**GIVEN DATA**

★ ★ ★

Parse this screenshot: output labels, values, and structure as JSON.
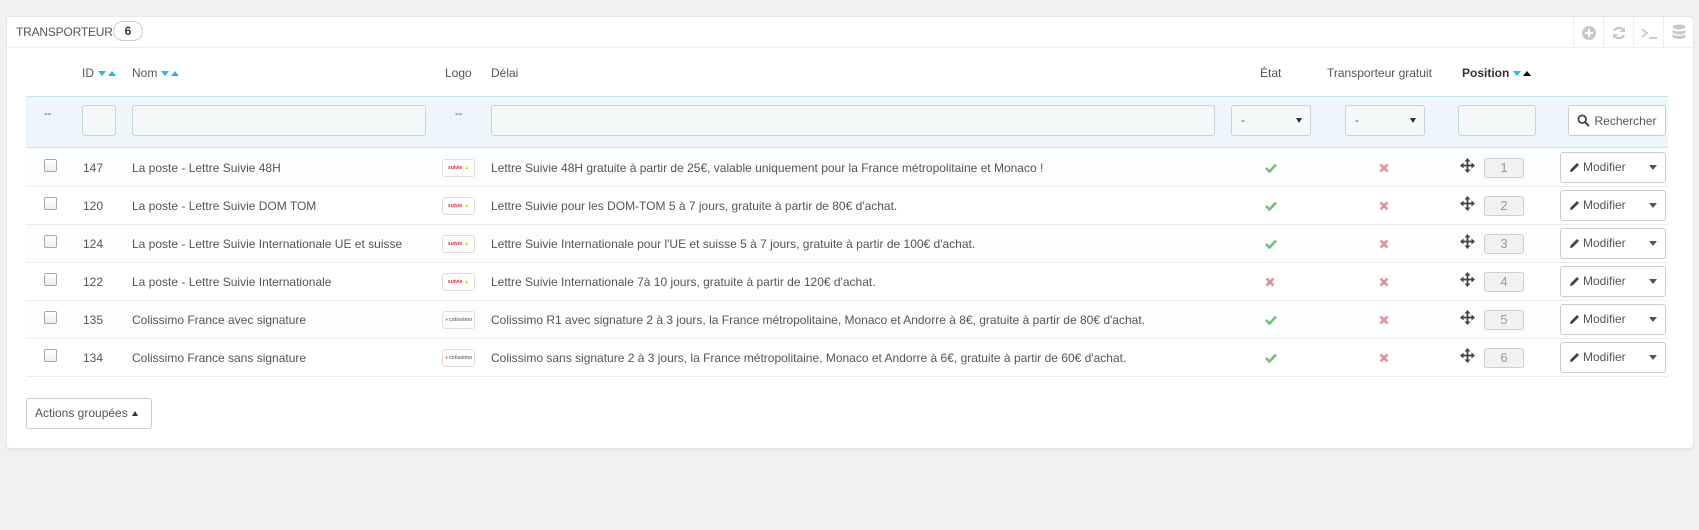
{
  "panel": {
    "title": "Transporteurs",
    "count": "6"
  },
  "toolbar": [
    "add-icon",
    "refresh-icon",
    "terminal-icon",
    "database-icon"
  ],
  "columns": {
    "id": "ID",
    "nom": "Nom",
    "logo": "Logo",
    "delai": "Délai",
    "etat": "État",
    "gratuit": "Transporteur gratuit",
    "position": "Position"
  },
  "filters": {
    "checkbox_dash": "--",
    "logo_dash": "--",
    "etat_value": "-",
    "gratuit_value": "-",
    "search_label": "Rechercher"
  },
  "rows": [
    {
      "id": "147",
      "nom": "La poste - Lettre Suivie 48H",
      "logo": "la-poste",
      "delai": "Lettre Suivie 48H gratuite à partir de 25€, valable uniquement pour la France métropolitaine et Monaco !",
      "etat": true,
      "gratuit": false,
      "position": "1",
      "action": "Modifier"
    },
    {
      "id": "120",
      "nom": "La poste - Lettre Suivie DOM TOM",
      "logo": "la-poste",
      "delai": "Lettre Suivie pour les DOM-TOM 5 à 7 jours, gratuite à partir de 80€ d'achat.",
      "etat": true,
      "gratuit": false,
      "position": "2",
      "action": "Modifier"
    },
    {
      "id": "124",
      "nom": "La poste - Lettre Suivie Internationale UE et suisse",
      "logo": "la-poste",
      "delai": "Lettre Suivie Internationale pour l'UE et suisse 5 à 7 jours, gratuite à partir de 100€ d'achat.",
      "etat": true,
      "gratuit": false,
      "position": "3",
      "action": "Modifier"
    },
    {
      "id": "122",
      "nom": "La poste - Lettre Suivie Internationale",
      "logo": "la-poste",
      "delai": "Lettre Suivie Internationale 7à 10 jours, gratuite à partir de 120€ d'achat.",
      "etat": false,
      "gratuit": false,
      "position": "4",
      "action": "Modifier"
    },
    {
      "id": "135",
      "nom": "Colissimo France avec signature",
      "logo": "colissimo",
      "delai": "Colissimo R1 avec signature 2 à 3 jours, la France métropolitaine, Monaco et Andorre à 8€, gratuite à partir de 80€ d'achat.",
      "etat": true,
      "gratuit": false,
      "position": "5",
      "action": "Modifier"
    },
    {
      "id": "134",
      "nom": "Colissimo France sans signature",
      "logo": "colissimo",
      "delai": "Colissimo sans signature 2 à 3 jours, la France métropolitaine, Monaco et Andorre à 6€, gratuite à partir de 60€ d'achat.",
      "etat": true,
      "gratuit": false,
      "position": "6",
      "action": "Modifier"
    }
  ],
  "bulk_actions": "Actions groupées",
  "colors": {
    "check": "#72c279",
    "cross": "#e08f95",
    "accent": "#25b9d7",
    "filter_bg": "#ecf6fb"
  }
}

★ ★ ★

**REQUIRED TASK**
Go through the listing above and report how many of its lines contain the word "sans", with only the number as output.

**ANSWER**
2